## TASK INSTRUCTIONS:
Output every record word for word.

## Data entries:
# # # # # # #

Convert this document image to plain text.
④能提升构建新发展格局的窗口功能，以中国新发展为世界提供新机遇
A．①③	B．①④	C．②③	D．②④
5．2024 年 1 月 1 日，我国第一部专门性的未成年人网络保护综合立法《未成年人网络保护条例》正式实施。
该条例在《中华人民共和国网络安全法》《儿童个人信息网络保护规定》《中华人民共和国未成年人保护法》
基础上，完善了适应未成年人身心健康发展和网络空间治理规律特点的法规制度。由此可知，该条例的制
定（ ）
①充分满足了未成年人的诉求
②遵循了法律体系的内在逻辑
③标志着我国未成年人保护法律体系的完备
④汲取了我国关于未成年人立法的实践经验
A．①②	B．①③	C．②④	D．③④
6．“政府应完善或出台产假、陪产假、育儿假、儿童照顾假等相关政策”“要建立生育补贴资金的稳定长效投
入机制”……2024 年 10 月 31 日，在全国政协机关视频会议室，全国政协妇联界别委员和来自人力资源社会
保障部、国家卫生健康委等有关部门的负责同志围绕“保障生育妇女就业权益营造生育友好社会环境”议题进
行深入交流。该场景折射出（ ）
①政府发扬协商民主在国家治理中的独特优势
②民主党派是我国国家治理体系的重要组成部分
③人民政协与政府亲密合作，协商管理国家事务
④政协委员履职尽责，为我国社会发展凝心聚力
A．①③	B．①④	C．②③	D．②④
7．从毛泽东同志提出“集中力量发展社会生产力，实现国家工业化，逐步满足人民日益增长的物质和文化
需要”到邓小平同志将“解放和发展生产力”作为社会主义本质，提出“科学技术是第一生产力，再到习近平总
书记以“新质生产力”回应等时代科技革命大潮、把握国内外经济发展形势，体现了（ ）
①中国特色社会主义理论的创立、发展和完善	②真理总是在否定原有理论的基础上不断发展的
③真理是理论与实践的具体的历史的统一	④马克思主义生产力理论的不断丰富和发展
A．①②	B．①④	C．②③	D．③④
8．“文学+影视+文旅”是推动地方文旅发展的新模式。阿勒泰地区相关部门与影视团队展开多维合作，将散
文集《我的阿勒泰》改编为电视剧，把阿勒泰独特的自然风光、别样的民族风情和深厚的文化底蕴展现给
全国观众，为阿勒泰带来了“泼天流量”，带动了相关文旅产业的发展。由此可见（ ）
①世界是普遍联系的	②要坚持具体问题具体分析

# # # # # # #

## RESULT OF THIS EXERCISE:
Convert this document image to plain text.
④能提升构建新发展格局的窗口功能，以中国新发展为世界提供新机遇
A．①③	B．①④	C．②③	D．②④
5．2024 年 1 月 1 日，我国第一部专门性的未成年人网络保护综合立法《未成年人网络保护条例》正式实施。
该条例在《中华人民共和国网络安全法》《儿童个人信息网络保护规定》《中华人民共和国未成年人保护法》
基础上，完善了适应未成年人身心健康发展和网络空间治理规律特点的法规制度。由此可知，该条例的制
定（ ）
①充分满足了未成年人的诉求
②遵循了法律体系的内在逻辑
③标志着我国未成年人保护法律体系的完备
④汲取了我国关于未成年人立法的实践经验
A．①②	B．①③	C．②④	D．③④
6．“政府应完善或出台产假、陪产假、育儿假、儿童照顾假等相关政策”“要建立生育补贴资金的稳定长效投
入机制”……2024 年 10 月 31 日，在全国政协机关视频会议室，全国政协妇联界别委员和来自人力资源社会
保障部、国家卫生健康委等有关部门的负责同志围绕“保障生育妇女就业权益营造生育友好社会环境”议题进
行深入交流。该场景折射出（ ）
①政府发扬协商民主在国家治理中的独特优势
②民主党派是我国国家治理体系的重要组成部分
③人民政协与政府亲密合作，协商管理国家事务
④政协委员履职尽责，为我国社会发展凝心聚力
A．①③	B．①④	C．②③	D．②④
7．从毛泽东同志提出“集中力量发展社会生产力，实现国家工业化，逐步满足人民日益增长的物质和文化
需要”到邓小平同志将“解放和发展生产力”作为社会主义本质，提出“科学技术是第一生产力，再到习近平总
书记以“新质生产力”回应等时代科技革命大潮、把握国内外经济发展形势，体现了（ ）
①中国特色社会主义理论的创立、发展和完善	②真理总是在否定原有理论的基础上不断发展的
③真理是理论与实践的具体的历史的统一	④马克思主义生产力理论的不断丰富和发展
A．①②	B．①④	C．②③	D．③④
8．“文学+影视+文旅”是推动地方文旅发展的新模式。阿勒泰地区相关部门与影视团队展开多维合作，将散
文集《我的阿勒泰》改编为电视剧，把阿勒泰独特的自然风光、别样的民族风情和深厚的文化底蕴展现给
全国观众，为阿勒泰带来了“泼天流量”，带动了相关文旅产业的发展。由此可见（ ）
①世界是普遍联系的	②要坚持具体问题具体分析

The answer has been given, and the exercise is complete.